## Start Material to process

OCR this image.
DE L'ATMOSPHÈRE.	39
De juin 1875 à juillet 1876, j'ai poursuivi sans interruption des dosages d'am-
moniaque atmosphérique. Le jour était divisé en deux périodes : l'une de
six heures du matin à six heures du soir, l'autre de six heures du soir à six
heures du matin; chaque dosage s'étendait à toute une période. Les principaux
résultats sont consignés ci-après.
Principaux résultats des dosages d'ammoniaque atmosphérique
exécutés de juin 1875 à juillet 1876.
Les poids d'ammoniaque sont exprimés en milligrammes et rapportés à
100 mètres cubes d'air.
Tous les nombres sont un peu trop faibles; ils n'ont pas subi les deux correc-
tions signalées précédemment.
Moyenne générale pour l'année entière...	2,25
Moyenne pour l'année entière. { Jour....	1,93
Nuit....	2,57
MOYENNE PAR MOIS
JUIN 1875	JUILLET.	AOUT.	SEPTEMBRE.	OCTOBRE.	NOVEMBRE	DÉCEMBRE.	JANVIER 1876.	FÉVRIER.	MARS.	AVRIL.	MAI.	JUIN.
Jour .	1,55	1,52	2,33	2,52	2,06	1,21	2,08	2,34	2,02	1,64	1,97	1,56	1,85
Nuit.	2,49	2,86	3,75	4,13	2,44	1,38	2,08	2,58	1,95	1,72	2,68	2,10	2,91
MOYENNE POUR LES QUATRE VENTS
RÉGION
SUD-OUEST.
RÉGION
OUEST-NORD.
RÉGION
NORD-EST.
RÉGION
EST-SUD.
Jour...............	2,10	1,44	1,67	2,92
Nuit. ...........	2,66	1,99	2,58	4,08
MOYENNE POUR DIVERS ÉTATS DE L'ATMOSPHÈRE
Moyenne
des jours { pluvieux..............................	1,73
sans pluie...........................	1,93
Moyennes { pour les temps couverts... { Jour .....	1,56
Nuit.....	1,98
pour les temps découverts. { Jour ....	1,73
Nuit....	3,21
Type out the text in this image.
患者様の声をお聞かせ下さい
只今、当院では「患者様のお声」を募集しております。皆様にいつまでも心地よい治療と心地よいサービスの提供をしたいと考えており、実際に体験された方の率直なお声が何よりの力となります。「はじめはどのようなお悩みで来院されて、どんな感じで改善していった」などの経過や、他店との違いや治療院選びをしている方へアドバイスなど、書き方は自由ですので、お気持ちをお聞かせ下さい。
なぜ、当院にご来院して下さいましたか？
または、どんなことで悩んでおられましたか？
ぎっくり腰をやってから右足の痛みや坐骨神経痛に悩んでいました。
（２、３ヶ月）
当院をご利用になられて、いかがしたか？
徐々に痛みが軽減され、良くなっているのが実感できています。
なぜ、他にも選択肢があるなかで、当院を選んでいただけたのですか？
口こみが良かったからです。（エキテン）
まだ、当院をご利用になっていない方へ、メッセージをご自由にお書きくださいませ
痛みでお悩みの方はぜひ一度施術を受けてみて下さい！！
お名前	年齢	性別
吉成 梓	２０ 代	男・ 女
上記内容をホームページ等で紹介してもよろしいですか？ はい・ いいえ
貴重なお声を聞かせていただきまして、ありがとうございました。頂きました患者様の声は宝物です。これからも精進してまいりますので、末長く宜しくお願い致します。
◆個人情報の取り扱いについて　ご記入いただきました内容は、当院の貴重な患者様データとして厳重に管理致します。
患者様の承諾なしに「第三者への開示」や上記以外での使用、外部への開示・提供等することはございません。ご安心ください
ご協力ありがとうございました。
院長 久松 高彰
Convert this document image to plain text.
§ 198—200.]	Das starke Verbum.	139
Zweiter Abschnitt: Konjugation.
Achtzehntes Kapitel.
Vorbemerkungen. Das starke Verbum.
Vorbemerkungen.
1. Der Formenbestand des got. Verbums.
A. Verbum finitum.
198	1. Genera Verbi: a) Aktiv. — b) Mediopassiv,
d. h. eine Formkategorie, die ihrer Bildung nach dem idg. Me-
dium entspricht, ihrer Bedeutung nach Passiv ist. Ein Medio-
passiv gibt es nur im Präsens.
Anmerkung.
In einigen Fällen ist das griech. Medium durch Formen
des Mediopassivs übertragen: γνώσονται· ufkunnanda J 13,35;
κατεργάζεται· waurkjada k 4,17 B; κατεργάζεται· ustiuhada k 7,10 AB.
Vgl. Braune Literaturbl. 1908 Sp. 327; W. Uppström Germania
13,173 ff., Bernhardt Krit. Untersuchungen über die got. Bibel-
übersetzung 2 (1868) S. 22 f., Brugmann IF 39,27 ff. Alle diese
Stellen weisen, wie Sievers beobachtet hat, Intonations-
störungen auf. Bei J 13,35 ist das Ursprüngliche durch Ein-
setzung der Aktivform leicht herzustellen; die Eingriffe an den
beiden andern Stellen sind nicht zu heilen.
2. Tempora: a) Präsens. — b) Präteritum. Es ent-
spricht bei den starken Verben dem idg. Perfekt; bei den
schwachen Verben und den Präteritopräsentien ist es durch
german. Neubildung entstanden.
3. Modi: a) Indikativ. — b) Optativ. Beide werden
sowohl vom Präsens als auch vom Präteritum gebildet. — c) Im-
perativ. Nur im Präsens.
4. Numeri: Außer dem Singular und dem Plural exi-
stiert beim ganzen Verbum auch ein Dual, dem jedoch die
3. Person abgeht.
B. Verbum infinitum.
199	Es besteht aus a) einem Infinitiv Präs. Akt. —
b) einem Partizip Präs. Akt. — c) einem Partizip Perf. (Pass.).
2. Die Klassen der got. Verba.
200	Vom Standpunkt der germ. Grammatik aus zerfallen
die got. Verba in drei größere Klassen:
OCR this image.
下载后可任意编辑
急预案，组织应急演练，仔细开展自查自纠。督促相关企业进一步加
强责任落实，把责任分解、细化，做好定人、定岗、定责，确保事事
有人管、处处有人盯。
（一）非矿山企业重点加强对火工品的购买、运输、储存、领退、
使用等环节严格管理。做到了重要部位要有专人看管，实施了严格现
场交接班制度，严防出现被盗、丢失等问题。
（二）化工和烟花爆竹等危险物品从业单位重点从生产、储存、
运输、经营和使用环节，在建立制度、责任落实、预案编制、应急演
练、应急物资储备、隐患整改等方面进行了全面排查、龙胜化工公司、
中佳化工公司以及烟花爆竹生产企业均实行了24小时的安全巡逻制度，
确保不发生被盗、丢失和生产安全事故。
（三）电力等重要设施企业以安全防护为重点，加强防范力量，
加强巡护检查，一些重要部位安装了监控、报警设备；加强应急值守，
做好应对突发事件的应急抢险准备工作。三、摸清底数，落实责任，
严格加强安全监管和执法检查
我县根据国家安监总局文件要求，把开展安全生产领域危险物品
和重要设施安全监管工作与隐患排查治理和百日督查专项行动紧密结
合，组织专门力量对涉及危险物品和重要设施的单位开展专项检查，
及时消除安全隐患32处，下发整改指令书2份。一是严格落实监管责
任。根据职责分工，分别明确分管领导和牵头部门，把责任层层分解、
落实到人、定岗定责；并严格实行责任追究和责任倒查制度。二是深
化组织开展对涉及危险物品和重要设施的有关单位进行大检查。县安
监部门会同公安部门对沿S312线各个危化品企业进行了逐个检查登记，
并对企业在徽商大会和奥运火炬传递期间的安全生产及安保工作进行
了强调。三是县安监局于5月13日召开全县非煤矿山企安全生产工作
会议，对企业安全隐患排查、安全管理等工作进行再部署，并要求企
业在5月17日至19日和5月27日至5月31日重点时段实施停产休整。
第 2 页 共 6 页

## End Material to process

**Description of the task:**
Print all of the data exactly as it was given.

**Full solution:**
OCR this image.
DE L'ATMOSPHÈRE.	39
De juin 1875 à juillet 1876, j'ai poursuivi sans interruption des dosages d'am-
moniaque atmosphérique. Le jour était divisé en deux périodes : l'une de
six heures du matin à six heures du soir, l'autre de six heures du soir à six
heures du matin; chaque dosage s'étendait à toute une période. Les principaux
résultats sont consignés ci-après.
Principaux résultats des dosages d'ammoniaque atmosphérique
exécutés de juin 1875 à juillet 1876.
Les poids d'ammoniaque sont exprimés en milligrammes et rapportés à
100 mètres cubes d'air.
Tous les nombres sont un peu trop faibles; ils n'ont pas subi les deux correc-
tions signalées précédemment.
Moyenne générale pour l'année entière...	2,25
Moyenne pour l'année entière. { Jour....	1,93
Nuit....	2,57
MOYENNE PAR MOIS
JUIN 1875	JUILLET.	AOUT.	SEPTEMBRE.	OCTOBRE.	NOVEMBRE	DÉCEMBRE.	JANVIER 1876.	FÉVRIER.	MARS.	AVRIL.	MAI.	JUIN.
Jour .	1,55	1,52	2,33	2,52	2,06	1,21	2,08	2,34	2,02	1,64	1,97	1,56	1,85
Nuit.	2,49	2,86	3,75	4,13	2,44	1,38	2,08	2,58	1,95	1,72	2,68	2,10	2,91
MOYENNE POUR LES QUATRE VENTS
RÉGION
SUD-OUEST.
RÉGION
OUEST-NORD.
RÉGION
NORD-EST.
RÉGION
EST-SUD.
Jour...............	2,10	1,44	1,67	2,92
Nuit. ...........	2,66	1,99	2,58	4,08
MOYENNE POUR DIVERS ÉTATS DE L'ATMOSPHÈRE
Moyenne
des jours { pluvieux..............................	1,73
sans pluie...........................	1,93
Moyennes { pour les temps couverts... { Jour .....	1,56
Nuit.....	1,98
pour les temps découverts. { Jour ....	1,73
Nuit....	3,21
Type out the text in this image.
患者様の声をお聞かせ下さい
只今、当院では「患者様のお声」を募集しております。皆様にいつまでも心地よい治療と心地よいサービスの提供をしたいと考えており、実際に体験された方の率直なお声が何よりの力となります。「はじめはどのようなお悩みで来院されて、どんな感じで改善していった」などの経過や、他店との違いや治療院選びをしている方へアドバイスなど、書き方は自由ですので、お気持ちをお聞かせ下さい。
なぜ、当院にご来院して下さいましたか？
または、どんなことで悩んでおられましたか？
ぎっくり腰をやってから右足の痛みや坐骨神経痛に悩んでいました。
（２、３ヶ月）
当院をご利用になられて、いかがしたか？
徐々に痛みが軽減され、良くなっているのが実感できています。
なぜ、他にも選択肢があるなかで、当院を選んでいただけたのですか？
口こみが良かったからです。（エキテン）
まだ、当院をご利用になっていない方へ、メッセージをご自由にお書きくださいませ
痛みでお悩みの方はぜひ一度施術を受けてみて下さい！！
お名前	年齢	性別
吉成 梓	２０ 代	男・ 女
上記内容をホームページ等で紹介してもよろしいですか？ はい・ いいえ
貴重なお声を聞かせていただきまして、ありがとうございました。頂きました患者様の声は宝物です。これからも精進してまいりますので、末長く宜しくお願い致します。
◆個人情報の取り扱いについて　ご記入いただきました内容は、当院の貴重な患者様データとして厳重に管理致します。
患者様の承諾なしに「第三者への開示」や上記以外での使用、外部への開示・提供等することはございません。ご安心ください
ご協力ありがとうございました。
院長 久松 高彰
Convert this document image to plain text.
§ 198—200.]	Das starke Verbum.	139
Zweiter Abschnitt: Konjugation.
Achtzehntes Kapitel.
Vorbemerkungen. Das starke Verbum.
Vorbemerkungen.
1. Der Formenbestand des got. Verbums.
A. Verbum finitum.
198	1. Genera Verbi: a) Aktiv. — b) Mediopassiv,
d. h. eine Formkategorie, die ihrer Bildung nach dem idg. Me-
dium entspricht, ihrer Bedeutung nach Passiv ist. Ein Medio-
passiv gibt es nur im Präsens.
Anmerkung.
In einigen Fällen ist das griech. Medium durch Formen
des Mediopassivs übertragen: γνώσονται· ufkunnanda J 13,35;
κατεργάζεται· waurkjada k 4,17 B; κατεργάζεται· ustiuhada k 7,10 AB.
Vgl. Braune Literaturbl. 1908 Sp. 327; W. Uppström Germania
13,173 ff., Bernhardt Krit. Untersuchungen über die got. Bibel-
übersetzung 2 (1868) S. 22 f., Brugmann IF 39,27 ff. Alle diese
Stellen weisen, wie Sievers beobachtet hat, Intonations-
störungen auf. Bei J 13,35 ist das Ursprüngliche durch Ein-
setzung der Aktivform leicht herzustellen; die Eingriffe an den
beiden andern Stellen sind nicht zu heilen.
2. Tempora: a) Präsens. — b) Präteritum. Es ent-
spricht bei den starken Verben dem idg. Perfekt; bei den
schwachen Verben und den Präteritopräsentien ist es durch
german. Neubildung entstanden.
3. Modi: a) Indikativ. — b) Optativ. Beide werden
sowohl vom Präsens als auch vom Präteritum gebildet. — c) Im-
perativ. Nur im Präsens.
4. Numeri: Außer dem Singular und dem Plural exi-
stiert beim ganzen Verbum auch ein Dual, dem jedoch die
3. Person abgeht.
B. Verbum infinitum.
199	Es besteht aus a) einem Infinitiv Präs. Akt. —
b) einem Partizip Präs. Akt. — c) einem Partizip Perf. (Pass.).
2. Die Klassen der got. Verba.
200	Vom Standpunkt der germ. Grammatik aus zerfallen
die got. Verba in drei größere Klassen:
OCR this image.
下载后可任意编辑
急预案，组织应急演练，仔细开展自查自纠。督促相关企业进一步加
强责任落实，把责任分解、细化，做好定人、定岗、定责，确保事事
有人管、处处有人盯。
（一）非矿山企业重点加强对火工品的购买、运输、储存、领退、
使用等环节严格管理。做到了重要部位要有专人看管，实施了严格现
场交接班制度，严防出现被盗、丢失等问题。
（二）化工和烟花爆竹等危险物品从业单位重点从生产、储存、
运输、经营和使用环节，在建立制度、责任落实、预案编制、应急演
练、应急物资储备、隐患整改等方面进行了全面排查、龙胜化工公司、
中佳化工公司以及烟花爆竹生产企业均实行了24小时的安全巡逻制度，
确保不发生被盗、丢失和生产安全事故。
（三）电力等重要设施企业以安全防护为重点，加强防范力量，
加强巡护检查，一些重要部位安装了监控、报警设备；加强应急值守，
做好应对突发事件的应急抢险准备工作。三、摸清底数，落实责任，
严格加强安全监管和执法检查
我县根据国家安监总局文件要求，把开展安全生产领域危险物品
和重要设施安全监管工作与隐患排查治理和百日督查专项行动紧密结
合，组织专门力量对涉及危险物品和重要设施的单位开展专项检查，
及时消除安全隐患32处，下发整改指令书2份。一是严格落实监管责
任。根据职责分工，分别明确分管领导和牵头部门，把责任层层分解、
落实到人、定岗定责；并严格实行责任追究和责任倒查制度。二是深
化组织开展对涉及危险物品和重要设施的有关单位进行大检查。县安
监部门会同公安部门对沿S312线各个危化品企业进行了逐个检查登记，
并对企业在徽商大会和奥运火炬传递期间的安全生产及安保工作进行
了强调。三是县安监局于5月13日召开全县非煤矿山企安全生产工作
会议，对企业安全隐患排查、安全管理等工作进行再部署，并要求企
业在5月17日至19日和5月27日至5月31日重点时段实施停产休整。
第 2 页 共 6 页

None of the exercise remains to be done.